The data
________________________

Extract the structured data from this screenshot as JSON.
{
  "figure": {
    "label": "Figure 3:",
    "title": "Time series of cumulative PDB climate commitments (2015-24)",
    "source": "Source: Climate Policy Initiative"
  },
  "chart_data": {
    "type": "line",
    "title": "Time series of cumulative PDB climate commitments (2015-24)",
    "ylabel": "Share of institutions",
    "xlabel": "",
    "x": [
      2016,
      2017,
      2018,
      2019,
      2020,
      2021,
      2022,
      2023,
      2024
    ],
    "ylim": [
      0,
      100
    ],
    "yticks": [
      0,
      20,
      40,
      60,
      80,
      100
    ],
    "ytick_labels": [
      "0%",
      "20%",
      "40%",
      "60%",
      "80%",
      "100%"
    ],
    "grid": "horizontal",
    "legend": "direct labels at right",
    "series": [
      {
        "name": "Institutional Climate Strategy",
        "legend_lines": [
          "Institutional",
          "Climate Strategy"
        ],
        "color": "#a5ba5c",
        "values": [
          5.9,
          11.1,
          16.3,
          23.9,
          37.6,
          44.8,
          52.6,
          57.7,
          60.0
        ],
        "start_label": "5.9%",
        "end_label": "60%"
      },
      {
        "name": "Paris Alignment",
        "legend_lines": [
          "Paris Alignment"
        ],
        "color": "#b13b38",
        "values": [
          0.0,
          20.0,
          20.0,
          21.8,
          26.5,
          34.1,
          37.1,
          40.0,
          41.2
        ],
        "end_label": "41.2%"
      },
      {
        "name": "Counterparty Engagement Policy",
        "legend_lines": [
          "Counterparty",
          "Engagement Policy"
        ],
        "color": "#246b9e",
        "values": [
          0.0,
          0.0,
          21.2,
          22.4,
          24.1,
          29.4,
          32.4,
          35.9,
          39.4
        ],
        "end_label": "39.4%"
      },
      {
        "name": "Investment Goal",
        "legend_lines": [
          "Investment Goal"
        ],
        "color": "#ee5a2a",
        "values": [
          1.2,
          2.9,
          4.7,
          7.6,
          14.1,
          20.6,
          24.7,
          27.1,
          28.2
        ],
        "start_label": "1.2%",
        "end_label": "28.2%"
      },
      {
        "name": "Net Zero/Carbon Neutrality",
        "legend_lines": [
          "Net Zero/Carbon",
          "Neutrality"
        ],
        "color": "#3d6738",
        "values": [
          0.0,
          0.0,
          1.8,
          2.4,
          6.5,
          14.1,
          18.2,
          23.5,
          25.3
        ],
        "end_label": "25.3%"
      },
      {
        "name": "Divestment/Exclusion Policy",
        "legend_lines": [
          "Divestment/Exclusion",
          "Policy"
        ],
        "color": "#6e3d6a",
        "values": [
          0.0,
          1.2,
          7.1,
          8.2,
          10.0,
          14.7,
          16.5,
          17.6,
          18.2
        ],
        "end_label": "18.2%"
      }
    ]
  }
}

________________________

Brief
Reproduce the full set of records precisely.

Exercise response
Extract the structured data from this screenshot as JSON.
{
  "figure": {
    "label": "Figure 3:",
    "title": "Time series of cumulative PDB climate commitments (2015-24)",
    "source": "Source: Climate Policy Initiative"
  },
  "chart_data": {
    "type": "line",
    "title": "Time series of cumulative PDB climate commitments (2015-24)",
    "ylabel": "Share of institutions",
    "xlabel": "",
    "x": [
      2016,
      2017,
      2018,
      2019,
      2020,
      2021,
      2022,
      2023,
      2024
    ],
    "ylim": [
      0,
      100
    ],
    "yticks": [
      0,
      20,
      40,
      60,
      80,
      100
    ],
    "ytick_labels": [
      "0%",
      "20%",
      "40%",
      "60%",
      "80%",
      "100%"
    ],
    "grid": "horizontal",
    "legend": "direct labels at right",
    "series": [
      {
        "name": "Institutional Climate Strategy",
        "legend_lines": [
          "Institutional",
          "Climate Strategy"
        ],
        "color": "#a5ba5c",
        "values": [
          5.9,
          11.1,
          16.3,
          23.9,
          37.6,
          44.8,
          52.6,
          57.7,
          60.0
        ],
        "start_label": "5.9%",
        "end_label": "60%"
      },
      {
        "name": "Paris Alignment",
        "legend_lines": [
          "Paris Alignment"
        ],
        "color": "#b13b38",
        "values": [
          0.0,
          20.0,
          20.0,
          21.8,
          26.5,
          34.1,
          37.1,
          40.0,
          41.2
        ],
        "end_label": "41.2%"
      },
      {
        "name": "Counterparty Engagement Policy",
        "legend_lines": [
          "Counterparty",
          "Engagement Policy"
        ],
        "color": "#246b9e",
        "values": [
          0.0,
          0.0,
          21.2,
          22.4,
          24.1,
          29.4,
          32.4,
          35.9,
          39.4
        ],
        "end_label": "39.4%"
      },
      {
        "name": "Investment Goal",
        "legend_lines": [
          "Investment Goal"
        ],
        "color": "#ee5a2a",
        "values": [
          1.2,
          2.9,
          4.7,
          7.6,
          14.1,
          20.6,
          24.7,
          27.1,
          28.2
        ],
        "start_label": "1.2%",
        "end_label": "28.2%"
      },
      {
        "name": "Net Zero/Carbon Neutrality",
        "legend_lines": [
          "Net Zero/Carbon",
          "Neutrality"
        ],
        "color": "#3d6738",
        "values": [
          0.0,
          0.0,
          1.8,
          2.4,
          6.5,
          14.1,
          18.2,
          23.5,
          25.3
        ],
        "end_label": "25.3%"
      },
      {
        "name": "Divestment/Exclusion Policy",
        "legend_lines": [
          "Divestment/Exclusion",
          "Policy"
        ],
        "color": "#6e3d6a",
        "values": [
          0.0,
          1.2,
          7.1,
          8.2,
          10.0,
          14.7,
          16.5,
          17.6,
          18.2
        ],
        "end_label": "18.2%"
      }
    ]
  }
}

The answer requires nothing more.